[Start of Supplied information]

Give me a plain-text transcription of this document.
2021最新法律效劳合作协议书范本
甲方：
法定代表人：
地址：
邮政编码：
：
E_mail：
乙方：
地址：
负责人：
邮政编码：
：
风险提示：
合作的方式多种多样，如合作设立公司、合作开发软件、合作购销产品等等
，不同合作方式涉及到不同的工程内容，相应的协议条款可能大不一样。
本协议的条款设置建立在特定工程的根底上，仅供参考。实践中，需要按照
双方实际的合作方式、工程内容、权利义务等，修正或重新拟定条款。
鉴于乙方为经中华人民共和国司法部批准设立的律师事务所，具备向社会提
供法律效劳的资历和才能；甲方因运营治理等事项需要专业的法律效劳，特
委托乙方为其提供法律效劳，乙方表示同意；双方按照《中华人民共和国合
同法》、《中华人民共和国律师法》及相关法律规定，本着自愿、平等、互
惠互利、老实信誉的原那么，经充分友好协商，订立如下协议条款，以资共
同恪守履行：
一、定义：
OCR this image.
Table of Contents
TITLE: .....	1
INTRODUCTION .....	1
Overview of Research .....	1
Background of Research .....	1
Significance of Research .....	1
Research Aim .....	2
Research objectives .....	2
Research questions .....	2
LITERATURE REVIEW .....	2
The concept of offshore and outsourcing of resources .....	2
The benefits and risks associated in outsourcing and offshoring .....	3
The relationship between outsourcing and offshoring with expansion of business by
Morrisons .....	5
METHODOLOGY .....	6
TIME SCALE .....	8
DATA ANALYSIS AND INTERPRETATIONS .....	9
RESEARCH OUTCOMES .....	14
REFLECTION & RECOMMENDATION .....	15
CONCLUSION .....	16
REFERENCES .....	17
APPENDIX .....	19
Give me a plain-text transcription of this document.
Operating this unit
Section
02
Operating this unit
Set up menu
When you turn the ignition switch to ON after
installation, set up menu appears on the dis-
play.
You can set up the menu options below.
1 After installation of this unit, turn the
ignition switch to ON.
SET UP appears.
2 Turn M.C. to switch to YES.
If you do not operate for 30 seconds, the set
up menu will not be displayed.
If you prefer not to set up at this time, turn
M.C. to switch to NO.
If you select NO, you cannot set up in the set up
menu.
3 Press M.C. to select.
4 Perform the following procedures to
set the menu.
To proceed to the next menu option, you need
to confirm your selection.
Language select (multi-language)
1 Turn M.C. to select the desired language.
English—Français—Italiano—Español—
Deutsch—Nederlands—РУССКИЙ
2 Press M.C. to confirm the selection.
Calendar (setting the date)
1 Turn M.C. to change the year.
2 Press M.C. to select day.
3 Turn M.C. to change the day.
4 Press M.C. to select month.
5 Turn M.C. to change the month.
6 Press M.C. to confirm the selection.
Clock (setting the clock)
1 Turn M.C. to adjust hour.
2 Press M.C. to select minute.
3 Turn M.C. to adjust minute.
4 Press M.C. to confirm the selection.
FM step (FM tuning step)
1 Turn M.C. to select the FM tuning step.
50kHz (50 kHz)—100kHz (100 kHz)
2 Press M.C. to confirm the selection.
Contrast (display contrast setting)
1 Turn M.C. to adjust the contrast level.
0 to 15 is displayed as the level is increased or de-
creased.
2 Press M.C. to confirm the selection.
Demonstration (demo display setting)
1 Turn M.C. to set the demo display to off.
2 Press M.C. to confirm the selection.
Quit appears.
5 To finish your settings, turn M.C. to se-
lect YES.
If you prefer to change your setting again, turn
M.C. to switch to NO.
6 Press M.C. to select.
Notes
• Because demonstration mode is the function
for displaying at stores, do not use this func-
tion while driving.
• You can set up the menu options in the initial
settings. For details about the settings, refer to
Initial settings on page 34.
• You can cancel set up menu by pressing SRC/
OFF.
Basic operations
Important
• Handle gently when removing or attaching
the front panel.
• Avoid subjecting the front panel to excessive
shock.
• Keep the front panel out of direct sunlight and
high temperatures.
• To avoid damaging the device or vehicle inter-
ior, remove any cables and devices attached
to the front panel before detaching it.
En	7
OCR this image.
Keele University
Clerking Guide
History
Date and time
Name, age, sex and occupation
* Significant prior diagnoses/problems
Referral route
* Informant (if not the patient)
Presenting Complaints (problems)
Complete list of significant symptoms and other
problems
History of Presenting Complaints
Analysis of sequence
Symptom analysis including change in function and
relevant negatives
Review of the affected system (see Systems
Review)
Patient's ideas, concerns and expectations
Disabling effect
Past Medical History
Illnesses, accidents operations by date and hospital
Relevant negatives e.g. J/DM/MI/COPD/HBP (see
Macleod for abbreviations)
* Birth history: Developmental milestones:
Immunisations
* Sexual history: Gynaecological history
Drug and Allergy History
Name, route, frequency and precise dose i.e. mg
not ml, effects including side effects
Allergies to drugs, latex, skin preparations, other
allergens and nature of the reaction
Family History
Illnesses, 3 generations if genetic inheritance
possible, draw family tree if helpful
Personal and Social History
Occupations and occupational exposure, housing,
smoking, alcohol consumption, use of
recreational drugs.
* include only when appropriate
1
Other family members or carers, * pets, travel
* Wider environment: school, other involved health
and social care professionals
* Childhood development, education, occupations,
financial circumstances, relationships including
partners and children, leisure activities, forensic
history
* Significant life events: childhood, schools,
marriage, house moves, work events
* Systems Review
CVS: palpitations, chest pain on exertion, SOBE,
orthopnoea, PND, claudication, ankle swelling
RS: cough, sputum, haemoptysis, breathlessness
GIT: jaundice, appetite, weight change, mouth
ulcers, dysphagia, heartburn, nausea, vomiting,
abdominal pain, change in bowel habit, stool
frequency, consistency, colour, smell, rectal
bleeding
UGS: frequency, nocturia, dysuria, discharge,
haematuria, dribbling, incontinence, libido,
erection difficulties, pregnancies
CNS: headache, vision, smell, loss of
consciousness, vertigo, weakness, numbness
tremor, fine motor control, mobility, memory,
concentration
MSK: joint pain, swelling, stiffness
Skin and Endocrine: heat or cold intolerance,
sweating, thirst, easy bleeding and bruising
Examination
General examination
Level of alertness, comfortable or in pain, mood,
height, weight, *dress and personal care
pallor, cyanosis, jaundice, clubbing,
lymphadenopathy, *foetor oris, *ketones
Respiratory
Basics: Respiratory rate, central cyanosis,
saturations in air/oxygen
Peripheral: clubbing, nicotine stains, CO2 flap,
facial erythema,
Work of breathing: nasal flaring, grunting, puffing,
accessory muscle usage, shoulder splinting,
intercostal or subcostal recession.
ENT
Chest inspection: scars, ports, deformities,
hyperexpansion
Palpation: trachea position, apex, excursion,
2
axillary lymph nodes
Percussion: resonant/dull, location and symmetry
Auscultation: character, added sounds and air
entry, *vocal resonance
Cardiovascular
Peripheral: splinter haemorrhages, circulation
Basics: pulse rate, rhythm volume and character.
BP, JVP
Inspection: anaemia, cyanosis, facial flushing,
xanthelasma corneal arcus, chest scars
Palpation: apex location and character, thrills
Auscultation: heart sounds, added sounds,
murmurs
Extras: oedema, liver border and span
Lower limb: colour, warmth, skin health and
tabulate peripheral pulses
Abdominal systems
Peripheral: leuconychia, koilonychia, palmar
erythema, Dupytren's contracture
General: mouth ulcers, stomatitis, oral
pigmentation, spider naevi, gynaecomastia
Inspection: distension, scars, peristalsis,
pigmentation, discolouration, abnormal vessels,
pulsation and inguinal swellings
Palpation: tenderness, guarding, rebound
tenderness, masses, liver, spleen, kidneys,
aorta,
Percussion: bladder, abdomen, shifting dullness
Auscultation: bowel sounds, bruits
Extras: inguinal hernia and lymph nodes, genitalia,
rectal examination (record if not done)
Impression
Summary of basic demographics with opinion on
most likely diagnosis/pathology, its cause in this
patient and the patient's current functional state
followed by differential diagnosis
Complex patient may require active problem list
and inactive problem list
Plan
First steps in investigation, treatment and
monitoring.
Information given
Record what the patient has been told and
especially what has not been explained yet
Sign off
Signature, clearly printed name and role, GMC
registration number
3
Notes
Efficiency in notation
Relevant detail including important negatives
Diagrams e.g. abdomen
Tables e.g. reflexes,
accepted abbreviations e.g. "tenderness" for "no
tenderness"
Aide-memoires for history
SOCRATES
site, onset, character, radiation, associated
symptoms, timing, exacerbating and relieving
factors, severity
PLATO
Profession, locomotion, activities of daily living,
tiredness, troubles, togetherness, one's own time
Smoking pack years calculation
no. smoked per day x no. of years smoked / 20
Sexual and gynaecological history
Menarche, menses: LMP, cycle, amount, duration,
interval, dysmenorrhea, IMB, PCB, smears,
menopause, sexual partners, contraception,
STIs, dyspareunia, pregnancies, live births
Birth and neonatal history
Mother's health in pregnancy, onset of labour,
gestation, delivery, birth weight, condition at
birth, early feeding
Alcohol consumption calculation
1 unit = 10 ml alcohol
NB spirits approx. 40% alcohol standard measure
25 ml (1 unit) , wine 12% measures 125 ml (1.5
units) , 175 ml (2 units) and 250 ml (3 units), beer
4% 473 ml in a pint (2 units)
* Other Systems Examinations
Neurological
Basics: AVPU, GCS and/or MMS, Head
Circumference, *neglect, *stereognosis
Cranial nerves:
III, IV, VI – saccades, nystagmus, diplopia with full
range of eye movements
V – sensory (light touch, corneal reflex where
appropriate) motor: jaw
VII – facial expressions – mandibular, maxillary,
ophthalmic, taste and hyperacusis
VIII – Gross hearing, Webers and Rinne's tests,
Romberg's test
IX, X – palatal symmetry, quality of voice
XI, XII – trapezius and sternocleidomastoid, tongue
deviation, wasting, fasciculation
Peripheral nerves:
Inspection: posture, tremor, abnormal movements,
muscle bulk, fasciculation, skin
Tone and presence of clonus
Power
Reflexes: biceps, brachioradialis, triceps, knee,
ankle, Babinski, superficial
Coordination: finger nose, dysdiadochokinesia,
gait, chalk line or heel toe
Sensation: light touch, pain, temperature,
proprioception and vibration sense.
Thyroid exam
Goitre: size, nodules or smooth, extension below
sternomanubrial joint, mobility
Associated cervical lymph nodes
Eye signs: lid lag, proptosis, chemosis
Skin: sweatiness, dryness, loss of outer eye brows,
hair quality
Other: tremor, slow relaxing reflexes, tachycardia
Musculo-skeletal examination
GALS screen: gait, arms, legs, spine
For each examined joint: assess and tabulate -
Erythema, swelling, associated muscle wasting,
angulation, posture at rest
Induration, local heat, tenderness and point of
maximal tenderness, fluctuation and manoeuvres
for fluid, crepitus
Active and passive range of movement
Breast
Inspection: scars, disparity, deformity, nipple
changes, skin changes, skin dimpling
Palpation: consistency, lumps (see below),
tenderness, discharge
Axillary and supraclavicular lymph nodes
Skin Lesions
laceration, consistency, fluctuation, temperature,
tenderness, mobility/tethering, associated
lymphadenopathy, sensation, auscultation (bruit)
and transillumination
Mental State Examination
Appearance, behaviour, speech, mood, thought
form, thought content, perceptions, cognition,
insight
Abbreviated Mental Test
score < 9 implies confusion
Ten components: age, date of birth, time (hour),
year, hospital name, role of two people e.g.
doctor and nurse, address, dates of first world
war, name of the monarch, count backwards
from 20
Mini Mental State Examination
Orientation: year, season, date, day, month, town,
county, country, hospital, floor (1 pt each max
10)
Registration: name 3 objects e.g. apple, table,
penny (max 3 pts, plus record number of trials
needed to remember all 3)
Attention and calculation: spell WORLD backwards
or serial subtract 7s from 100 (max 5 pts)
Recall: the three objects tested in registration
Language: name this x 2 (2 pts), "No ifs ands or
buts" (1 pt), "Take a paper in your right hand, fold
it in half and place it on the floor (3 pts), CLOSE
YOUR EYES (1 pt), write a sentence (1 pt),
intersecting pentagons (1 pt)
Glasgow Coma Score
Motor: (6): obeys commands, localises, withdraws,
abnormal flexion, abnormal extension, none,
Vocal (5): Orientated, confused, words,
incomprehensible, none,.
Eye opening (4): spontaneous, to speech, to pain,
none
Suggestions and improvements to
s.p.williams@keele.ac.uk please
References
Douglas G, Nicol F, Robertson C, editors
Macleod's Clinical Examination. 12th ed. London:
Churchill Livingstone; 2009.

[End of Supplied information]

What you are asked to do | Pull out all lines from the entries above in which the word "Macleod" appears.

Final answer |
Macleod for abbreviations)
Macleod's Clinical Examination. 12th ed. London:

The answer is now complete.